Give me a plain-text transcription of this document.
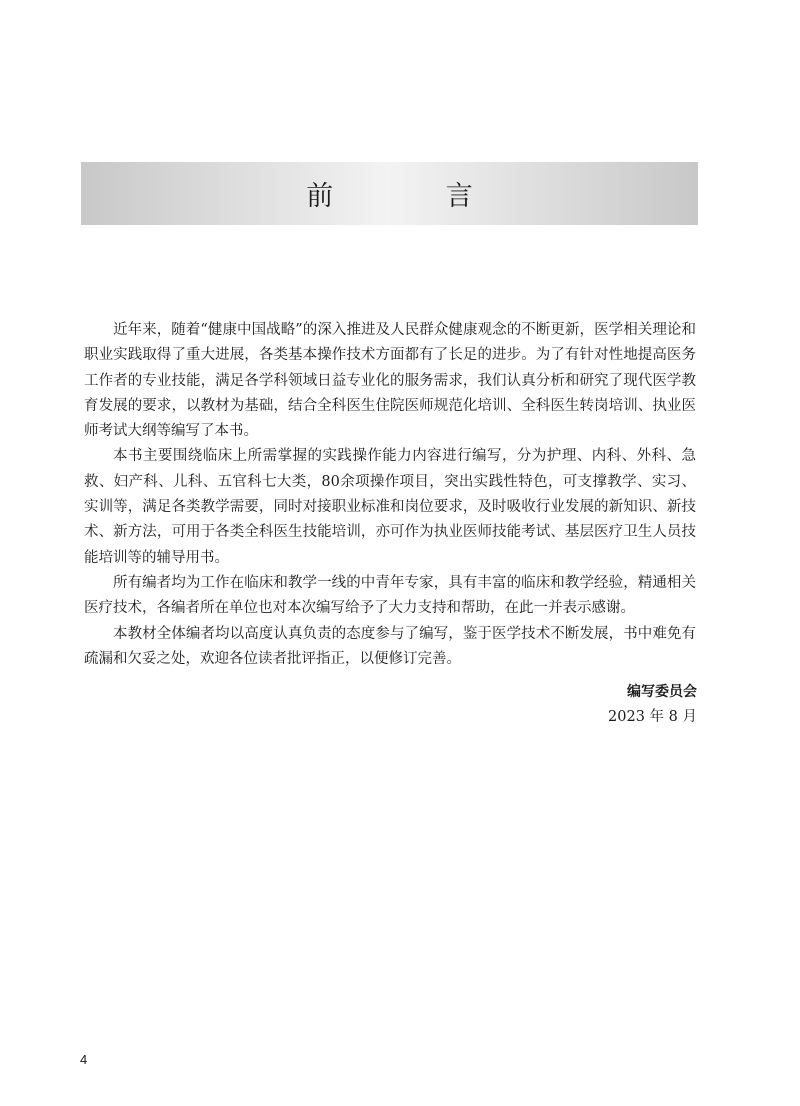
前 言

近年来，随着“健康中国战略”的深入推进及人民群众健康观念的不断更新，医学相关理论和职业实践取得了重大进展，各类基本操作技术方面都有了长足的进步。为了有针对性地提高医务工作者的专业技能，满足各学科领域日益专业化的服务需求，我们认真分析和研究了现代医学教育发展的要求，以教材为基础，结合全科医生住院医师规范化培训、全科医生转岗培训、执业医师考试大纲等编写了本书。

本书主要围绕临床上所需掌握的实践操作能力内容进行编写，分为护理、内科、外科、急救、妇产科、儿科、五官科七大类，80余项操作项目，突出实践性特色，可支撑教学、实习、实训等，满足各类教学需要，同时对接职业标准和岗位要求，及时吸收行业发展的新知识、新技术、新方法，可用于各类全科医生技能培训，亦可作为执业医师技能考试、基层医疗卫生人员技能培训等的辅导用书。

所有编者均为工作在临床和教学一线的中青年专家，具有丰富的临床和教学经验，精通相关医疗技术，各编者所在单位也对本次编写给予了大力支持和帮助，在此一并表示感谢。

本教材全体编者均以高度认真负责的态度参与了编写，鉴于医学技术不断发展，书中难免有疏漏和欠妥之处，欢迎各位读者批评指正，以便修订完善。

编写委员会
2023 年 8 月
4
┄┄┄┄┄┄
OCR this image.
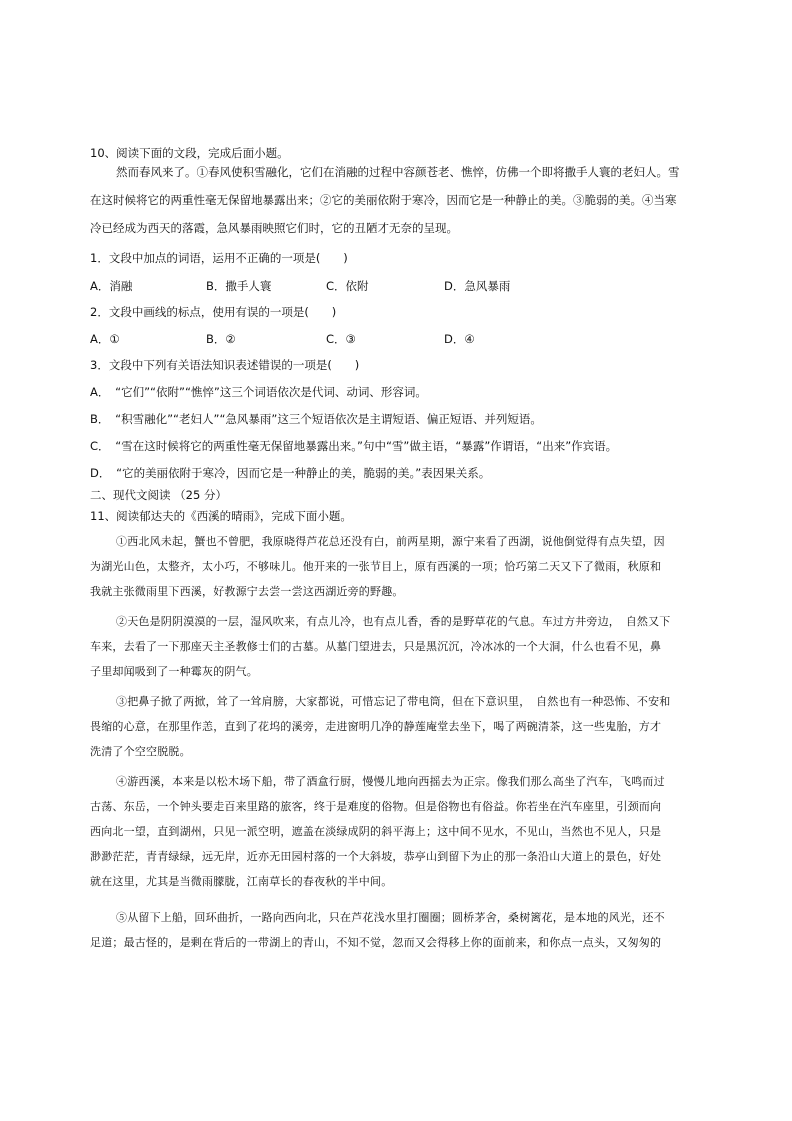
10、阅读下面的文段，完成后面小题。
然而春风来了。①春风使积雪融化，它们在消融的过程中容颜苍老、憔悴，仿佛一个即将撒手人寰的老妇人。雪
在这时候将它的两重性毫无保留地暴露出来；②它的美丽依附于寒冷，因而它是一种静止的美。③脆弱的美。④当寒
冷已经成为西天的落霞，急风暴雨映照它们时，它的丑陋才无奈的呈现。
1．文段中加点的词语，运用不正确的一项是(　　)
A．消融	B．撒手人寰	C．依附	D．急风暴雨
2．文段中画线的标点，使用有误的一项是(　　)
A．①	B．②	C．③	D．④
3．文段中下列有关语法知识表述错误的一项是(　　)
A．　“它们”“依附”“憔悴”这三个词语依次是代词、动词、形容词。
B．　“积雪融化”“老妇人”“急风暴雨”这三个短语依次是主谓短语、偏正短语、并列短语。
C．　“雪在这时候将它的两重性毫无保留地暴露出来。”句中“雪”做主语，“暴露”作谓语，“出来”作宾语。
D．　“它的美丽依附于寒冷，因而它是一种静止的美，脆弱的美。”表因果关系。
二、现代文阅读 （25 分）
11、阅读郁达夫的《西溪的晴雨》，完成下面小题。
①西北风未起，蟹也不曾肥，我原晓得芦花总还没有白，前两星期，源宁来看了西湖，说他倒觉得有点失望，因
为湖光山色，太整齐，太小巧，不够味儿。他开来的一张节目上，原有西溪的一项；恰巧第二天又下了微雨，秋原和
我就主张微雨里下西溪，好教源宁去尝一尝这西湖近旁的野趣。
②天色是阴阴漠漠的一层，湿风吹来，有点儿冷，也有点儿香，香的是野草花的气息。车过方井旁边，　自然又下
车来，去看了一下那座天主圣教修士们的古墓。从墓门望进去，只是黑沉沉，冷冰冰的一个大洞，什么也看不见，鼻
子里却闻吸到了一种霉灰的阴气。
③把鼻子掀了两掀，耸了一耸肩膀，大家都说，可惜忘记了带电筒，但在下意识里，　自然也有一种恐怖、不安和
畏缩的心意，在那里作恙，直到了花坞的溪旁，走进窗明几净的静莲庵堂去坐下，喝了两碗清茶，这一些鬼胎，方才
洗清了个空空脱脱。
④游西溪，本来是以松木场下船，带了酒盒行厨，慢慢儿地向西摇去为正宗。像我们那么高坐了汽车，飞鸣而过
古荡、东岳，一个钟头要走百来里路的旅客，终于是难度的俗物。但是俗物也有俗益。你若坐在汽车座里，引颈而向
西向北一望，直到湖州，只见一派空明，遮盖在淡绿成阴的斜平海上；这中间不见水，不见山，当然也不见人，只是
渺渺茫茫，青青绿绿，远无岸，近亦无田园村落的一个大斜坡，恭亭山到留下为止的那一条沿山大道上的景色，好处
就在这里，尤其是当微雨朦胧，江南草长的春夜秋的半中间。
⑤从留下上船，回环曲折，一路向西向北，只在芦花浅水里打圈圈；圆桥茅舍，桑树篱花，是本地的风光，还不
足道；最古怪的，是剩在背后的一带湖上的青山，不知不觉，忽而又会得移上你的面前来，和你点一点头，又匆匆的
┄┄┄┄┄┄
EXERCISE DESCRIPTION:
Write out every line of the preceding listing that contains "因而它是一种静止的美".

PROBLEM SOLUTION:
在这时候将它的两重性毫无保留地暴露出来；②它的美丽依附于寒冷，因而它是一种静止的美。③脆弱的美。④当寒
D．　“它的美丽依附于寒冷，因而它是一种静止的美，脆弱的美。”表因果关系。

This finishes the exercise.